[A run of records]
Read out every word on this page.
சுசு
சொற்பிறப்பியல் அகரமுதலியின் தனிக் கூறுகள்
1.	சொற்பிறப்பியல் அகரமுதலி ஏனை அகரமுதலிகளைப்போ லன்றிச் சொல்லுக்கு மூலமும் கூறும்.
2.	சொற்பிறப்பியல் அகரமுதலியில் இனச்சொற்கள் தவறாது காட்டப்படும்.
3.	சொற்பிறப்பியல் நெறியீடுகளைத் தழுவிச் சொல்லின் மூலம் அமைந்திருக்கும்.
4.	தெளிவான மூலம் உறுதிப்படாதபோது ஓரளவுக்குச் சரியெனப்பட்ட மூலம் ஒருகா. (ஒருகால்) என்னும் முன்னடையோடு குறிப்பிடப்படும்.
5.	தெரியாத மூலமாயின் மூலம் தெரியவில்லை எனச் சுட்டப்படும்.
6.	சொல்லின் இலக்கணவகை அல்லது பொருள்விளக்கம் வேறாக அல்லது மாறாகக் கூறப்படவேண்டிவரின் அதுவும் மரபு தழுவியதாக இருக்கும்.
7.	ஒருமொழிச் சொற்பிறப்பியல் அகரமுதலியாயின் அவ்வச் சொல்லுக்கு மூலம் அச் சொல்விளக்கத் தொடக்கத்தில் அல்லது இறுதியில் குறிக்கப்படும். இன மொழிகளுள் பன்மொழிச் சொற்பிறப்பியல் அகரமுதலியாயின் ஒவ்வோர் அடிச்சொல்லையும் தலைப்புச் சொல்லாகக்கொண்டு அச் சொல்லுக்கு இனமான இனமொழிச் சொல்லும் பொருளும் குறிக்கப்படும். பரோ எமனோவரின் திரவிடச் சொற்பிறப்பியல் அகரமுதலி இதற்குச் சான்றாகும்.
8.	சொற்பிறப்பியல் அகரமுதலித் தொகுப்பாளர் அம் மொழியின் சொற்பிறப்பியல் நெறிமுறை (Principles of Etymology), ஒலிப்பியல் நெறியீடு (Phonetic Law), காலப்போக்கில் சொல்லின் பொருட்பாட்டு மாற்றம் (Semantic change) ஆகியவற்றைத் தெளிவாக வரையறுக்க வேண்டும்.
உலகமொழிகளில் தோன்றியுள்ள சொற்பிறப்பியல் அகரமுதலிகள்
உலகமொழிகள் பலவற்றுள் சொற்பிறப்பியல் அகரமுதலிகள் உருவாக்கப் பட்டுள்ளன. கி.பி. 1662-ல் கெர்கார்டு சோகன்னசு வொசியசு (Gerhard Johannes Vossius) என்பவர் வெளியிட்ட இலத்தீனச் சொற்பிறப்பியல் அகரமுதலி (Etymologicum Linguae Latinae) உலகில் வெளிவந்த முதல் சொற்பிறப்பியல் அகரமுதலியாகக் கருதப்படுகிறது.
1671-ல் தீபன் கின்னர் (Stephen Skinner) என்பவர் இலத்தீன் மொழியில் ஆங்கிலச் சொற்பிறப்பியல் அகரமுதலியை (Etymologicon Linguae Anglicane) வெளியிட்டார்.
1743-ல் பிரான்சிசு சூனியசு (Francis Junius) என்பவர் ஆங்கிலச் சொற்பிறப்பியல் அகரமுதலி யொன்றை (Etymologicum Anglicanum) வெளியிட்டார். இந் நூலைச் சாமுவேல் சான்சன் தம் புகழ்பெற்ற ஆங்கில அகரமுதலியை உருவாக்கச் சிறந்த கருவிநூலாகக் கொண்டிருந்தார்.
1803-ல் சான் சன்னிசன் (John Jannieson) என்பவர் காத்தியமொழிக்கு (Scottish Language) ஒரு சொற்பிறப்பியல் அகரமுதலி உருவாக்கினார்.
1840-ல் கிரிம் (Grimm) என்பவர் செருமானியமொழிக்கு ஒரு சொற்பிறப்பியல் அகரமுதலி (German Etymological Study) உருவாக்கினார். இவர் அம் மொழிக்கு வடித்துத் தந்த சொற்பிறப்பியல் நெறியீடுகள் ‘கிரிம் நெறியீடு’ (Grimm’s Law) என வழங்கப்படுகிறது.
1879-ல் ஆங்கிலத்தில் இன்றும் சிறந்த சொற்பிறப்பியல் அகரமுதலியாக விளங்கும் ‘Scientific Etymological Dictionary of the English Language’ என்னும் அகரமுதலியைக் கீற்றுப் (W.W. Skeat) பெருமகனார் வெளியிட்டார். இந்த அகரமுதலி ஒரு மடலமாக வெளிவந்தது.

▸ **WRITTEN TASK**
Print every line of the records exactly. Omit nothing.

▸ **RESPONSE TO THE EXERCISE**
Read out every word on this page.
சுசு
சொற்பிறப்பியல் அகரமுதலியின் தனிக் கூறுகள்
1.	சொற்பிறப்பியல் அகரமுதலி ஏனை அகரமுதலிகளைப்போ லன்றிச் சொல்லுக்கு மூலமும் கூறும்.
2.	சொற்பிறப்பியல் அகரமுதலியில் இனச்சொற்கள் தவறாது காட்டப்படும்.
3.	சொற்பிறப்பியல் நெறியீடுகளைத் தழுவிச் சொல்லின் மூலம் அமைந்திருக்கும்.
4.	தெளிவான மூலம் உறுதிப்படாதபோது ஓரளவுக்குச் சரியெனப்பட்ட மூலம் ஒருகா. (ஒருகால்) என்னும் முன்னடையோடு குறிப்பிடப்படும்.
5.	தெரியாத மூலமாயின் மூலம் தெரியவில்லை எனச் சுட்டப்படும்.
6.	சொல்லின் இலக்கணவகை அல்லது பொருள்விளக்கம் வேறாக அல்லது மாறாகக் கூறப்படவேண்டிவரின் அதுவும் மரபு தழுவியதாக இருக்கும்.
7.	ஒருமொழிச் சொற்பிறப்பியல் அகரமுதலியாயின் அவ்வச் சொல்லுக்கு மூலம் அச் சொல்விளக்கத் தொடக்கத்தில் அல்லது இறுதியில் குறிக்கப்படும். இன மொழிகளுள் பன்மொழிச் சொற்பிறப்பியல் அகரமுதலியாயின் ஒவ்வோர் அடிச்சொல்லையும் தலைப்புச் சொல்லாகக்கொண்டு அச் சொல்லுக்கு இனமான இனமொழிச் சொல்லும் பொருளும் குறிக்கப்படும். பரோ எமனோவரின் திரவிடச் சொற்பிறப்பியல் அகரமுதலி இதற்குச் சான்றாகும்.
8.	சொற்பிறப்பியல் அகரமுதலித் தொகுப்பாளர் அம் மொழியின் சொற்பிறப்பியல் நெறிமுறை (Principles of Etymology), ஒலிப்பியல் நெறியீடு (Phonetic Law), காலப்போக்கில் சொல்லின் பொருட்பாட்டு மாற்றம் (Semantic change) ஆகியவற்றைத் தெளிவாக வரையறுக்க வேண்டும்.
உலகமொழிகளில் தோன்றியுள்ள சொற்பிறப்பியல் அகரமுதலிகள்
உலகமொழிகள் பலவற்றுள் சொற்பிறப்பியல் அகரமுதலிகள் உருவாக்கப் பட்டுள்ளன. கி.பி. 1662-ல் கெர்கார்டு சோகன்னசு வொசியசு (Gerhard Johannes Vossius) என்பவர் வெளியிட்ட இலத்தீனச் சொற்பிறப்பியல் அகரமுதலி (Etymologicum Linguae Latinae) உலகில் வெளிவந்த முதல் சொற்பிறப்பியல் அகரமுதலியாகக் கருதப்படுகிறது.
1671-ல் தீபன் கின்னர் (Stephen Skinner) என்பவர் இலத்தீன் மொழியில் ஆங்கிலச் சொற்பிறப்பியல் அகரமுதலியை (Etymologicon Linguae Anglicane) வெளியிட்டார்.
1743-ல் பிரான்சிசு சூனியசு (Francis Junius) என்பவர் ஆங்கிலச் சொற்பிறப்பியல் அகரமுதலி யொன்றை (Etymologicum Anglicanum) வெளியிட்டார். இந் நூலைச் சாமுவேல் சான்சன் தம் புகழ்பெற்ற ஆங்கில அகரமுதலியை உருவாக்கச் சிறந்த கருவிநூலாகக் கொண்டிருந்தார்.
1803-ல் சான் சன்னிசன் (John Jannieson) என்பவர் காத்தியமொழிக்கு (Scottish Language) ஒரு சொற்பிறப்பியல் அகரமுதலி உருவாக்கினார்.
1840-ல் கிரிம் (Grimm) என்பவர் செருமானியமொழிக்கு ஒரு சொற்பிறப்பியல் அகரமுதலி (German Etymological Study) உருவாக்கினார். இவர் அம் மொழிக்கு வடித்துத் தந்த சொற்பிறப்பியல் நெறியீடுகள் ‘கிரிம் நெறியீடு’ (Grimm’s Law) என வழங்கப்படுகிறது.
1879-ல் ஆங்கிலத்தில் இன்றும் சிறந்த சொற்பிறப்பியல் அகரமுதலியாக விளங்கும் ‘Scientific Etymological Dictionary of the English Language’ என்னும் அகரமுதலியைக் கீற்றுப் (W.W. Skeat) பெருமகனார் வெளியிட்டார். இந்த அகரமுதலி ஒரு மடலமாக வெளிவந்தது.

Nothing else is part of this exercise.